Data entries
** START **
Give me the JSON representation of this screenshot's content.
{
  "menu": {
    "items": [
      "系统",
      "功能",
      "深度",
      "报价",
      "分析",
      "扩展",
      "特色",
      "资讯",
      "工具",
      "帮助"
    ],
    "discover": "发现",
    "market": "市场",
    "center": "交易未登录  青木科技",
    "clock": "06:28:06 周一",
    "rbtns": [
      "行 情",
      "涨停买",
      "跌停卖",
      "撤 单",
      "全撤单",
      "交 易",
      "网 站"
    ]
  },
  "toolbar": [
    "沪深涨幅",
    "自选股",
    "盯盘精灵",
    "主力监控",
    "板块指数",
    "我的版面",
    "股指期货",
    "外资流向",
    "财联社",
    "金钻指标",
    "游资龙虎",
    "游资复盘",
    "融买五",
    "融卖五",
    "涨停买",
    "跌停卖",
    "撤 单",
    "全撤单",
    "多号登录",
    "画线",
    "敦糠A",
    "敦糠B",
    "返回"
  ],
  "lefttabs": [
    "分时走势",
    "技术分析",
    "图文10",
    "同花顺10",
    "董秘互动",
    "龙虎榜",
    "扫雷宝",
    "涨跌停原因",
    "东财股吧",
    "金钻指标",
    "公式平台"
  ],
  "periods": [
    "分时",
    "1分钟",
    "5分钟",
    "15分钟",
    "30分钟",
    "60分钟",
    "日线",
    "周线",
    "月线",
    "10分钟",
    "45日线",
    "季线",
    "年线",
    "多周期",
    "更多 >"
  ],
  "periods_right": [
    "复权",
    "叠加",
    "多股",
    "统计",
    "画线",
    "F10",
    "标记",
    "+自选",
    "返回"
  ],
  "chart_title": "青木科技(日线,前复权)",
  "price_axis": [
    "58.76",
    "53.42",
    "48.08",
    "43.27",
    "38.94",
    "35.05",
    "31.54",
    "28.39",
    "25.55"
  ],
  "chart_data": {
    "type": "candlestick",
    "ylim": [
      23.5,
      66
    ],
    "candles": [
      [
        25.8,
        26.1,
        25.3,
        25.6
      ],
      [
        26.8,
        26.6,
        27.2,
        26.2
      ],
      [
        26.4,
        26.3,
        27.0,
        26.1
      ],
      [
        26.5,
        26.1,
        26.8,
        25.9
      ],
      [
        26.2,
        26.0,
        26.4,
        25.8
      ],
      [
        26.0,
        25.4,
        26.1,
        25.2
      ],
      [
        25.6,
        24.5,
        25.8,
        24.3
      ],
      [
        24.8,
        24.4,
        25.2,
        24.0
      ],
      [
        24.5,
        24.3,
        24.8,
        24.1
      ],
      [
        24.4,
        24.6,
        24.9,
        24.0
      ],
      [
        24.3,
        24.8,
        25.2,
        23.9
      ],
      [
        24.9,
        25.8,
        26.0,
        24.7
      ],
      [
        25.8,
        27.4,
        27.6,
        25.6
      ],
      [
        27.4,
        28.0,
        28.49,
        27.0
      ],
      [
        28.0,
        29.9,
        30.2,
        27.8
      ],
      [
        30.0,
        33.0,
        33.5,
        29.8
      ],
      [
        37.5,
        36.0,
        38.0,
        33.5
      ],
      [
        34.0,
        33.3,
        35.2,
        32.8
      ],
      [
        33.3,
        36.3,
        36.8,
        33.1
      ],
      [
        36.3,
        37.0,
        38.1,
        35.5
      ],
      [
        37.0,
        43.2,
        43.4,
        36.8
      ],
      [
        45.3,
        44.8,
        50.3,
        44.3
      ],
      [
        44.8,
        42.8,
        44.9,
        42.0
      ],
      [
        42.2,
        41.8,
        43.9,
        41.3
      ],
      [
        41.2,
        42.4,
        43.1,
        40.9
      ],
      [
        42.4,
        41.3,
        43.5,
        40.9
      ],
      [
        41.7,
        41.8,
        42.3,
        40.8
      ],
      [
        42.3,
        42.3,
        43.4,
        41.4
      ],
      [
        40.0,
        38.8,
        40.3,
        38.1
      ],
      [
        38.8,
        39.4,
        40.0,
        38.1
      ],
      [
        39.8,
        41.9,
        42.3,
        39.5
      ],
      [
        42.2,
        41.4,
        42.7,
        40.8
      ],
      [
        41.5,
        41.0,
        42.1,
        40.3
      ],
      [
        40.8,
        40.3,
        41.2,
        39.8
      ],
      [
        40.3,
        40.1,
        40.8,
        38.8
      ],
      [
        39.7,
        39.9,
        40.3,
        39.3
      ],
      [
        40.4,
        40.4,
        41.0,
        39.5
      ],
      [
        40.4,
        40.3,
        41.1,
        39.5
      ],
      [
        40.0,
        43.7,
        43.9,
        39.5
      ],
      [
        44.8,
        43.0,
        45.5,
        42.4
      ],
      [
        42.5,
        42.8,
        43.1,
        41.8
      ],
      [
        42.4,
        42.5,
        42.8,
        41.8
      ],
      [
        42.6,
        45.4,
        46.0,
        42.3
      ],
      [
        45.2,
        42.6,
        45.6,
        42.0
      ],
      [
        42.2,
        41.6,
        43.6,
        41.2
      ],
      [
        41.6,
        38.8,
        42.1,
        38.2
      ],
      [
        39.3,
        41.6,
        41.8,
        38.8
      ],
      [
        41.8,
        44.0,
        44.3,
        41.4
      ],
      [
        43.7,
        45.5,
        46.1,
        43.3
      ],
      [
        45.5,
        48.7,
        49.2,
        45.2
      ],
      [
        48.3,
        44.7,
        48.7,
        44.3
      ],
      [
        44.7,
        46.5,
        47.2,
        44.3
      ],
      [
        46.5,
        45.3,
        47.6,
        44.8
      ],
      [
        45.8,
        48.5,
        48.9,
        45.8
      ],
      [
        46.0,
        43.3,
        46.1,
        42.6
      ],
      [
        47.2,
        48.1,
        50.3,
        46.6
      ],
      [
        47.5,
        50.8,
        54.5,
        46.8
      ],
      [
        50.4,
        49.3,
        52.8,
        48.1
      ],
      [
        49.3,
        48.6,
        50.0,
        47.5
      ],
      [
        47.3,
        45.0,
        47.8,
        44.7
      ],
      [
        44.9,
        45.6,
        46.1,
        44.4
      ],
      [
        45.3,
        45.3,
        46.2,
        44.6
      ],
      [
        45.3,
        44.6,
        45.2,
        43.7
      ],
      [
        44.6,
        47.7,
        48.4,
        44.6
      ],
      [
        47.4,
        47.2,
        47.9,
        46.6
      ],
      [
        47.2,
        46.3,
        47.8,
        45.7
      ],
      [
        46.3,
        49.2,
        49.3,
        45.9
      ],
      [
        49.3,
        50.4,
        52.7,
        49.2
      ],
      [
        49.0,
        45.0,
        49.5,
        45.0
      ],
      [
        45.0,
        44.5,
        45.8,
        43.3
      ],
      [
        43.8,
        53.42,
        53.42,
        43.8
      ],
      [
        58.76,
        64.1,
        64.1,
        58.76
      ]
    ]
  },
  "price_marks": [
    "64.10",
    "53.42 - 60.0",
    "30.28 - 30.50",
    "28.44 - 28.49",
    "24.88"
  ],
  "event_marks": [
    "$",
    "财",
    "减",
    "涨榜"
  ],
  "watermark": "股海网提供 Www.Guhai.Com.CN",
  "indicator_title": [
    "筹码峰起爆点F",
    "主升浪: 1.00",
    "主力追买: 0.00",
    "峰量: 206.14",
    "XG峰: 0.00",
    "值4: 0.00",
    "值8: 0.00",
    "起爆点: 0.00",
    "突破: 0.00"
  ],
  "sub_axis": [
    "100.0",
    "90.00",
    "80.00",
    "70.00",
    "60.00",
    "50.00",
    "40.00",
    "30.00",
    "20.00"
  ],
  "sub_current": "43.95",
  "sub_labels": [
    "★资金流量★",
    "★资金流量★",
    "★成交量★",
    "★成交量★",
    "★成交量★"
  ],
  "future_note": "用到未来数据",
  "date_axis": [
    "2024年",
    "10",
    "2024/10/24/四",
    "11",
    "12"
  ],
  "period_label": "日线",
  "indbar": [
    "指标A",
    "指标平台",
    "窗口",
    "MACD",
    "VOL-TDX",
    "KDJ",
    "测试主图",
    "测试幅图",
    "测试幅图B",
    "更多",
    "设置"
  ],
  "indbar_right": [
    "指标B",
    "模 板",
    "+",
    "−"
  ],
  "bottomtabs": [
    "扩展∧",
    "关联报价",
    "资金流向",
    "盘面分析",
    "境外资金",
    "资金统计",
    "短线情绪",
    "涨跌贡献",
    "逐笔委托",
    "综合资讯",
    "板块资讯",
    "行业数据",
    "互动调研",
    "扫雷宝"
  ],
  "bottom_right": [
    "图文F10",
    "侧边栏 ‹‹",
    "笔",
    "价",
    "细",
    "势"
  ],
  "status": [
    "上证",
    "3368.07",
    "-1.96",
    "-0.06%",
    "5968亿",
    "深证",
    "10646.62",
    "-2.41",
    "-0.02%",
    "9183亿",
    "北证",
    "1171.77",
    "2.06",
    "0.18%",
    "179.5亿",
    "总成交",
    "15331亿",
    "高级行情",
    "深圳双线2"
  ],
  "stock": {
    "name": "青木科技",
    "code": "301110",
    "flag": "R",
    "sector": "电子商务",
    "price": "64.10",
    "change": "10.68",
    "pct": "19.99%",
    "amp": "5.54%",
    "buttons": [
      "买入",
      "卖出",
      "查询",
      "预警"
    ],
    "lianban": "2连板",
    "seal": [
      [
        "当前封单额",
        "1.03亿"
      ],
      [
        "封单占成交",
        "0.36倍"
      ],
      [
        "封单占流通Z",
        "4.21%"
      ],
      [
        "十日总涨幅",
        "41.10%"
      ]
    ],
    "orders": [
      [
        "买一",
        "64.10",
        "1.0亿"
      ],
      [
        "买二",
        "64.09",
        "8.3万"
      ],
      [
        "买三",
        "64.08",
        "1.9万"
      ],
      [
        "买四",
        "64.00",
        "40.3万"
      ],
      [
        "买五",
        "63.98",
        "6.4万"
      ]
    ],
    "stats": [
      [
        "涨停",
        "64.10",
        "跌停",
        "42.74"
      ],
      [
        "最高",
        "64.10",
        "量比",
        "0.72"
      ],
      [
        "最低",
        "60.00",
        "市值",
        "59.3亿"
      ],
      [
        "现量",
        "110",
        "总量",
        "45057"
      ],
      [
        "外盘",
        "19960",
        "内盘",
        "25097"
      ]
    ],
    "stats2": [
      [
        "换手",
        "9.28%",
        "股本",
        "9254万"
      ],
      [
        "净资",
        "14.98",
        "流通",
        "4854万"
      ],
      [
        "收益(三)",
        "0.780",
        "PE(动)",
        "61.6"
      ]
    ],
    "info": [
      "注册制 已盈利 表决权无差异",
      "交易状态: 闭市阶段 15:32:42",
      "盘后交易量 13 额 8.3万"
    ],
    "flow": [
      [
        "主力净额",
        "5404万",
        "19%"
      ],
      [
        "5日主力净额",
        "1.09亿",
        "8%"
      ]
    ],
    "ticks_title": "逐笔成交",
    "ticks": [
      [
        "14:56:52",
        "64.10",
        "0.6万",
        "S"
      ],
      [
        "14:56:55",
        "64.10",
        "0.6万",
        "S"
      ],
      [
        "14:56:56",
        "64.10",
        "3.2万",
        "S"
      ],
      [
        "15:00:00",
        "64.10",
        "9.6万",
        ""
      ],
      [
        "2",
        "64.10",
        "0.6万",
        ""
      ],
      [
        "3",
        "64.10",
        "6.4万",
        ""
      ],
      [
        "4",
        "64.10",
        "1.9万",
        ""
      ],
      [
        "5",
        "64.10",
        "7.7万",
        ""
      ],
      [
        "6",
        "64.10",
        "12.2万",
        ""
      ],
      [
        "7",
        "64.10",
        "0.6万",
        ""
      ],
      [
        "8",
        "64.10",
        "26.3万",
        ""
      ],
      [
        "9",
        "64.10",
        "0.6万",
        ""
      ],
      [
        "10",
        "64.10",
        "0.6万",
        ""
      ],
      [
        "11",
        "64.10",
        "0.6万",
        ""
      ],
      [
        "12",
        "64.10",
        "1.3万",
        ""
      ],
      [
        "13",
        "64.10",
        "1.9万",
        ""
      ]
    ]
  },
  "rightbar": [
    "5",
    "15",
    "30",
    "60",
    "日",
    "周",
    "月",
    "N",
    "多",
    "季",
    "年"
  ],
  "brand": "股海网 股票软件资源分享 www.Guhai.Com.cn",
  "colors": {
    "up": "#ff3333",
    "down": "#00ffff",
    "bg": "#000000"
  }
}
** END **
▸ **Written exercise**: Your answer should be only a number: how many lines of the data above contain the string "Guhai"?

▸ **Task response**: 2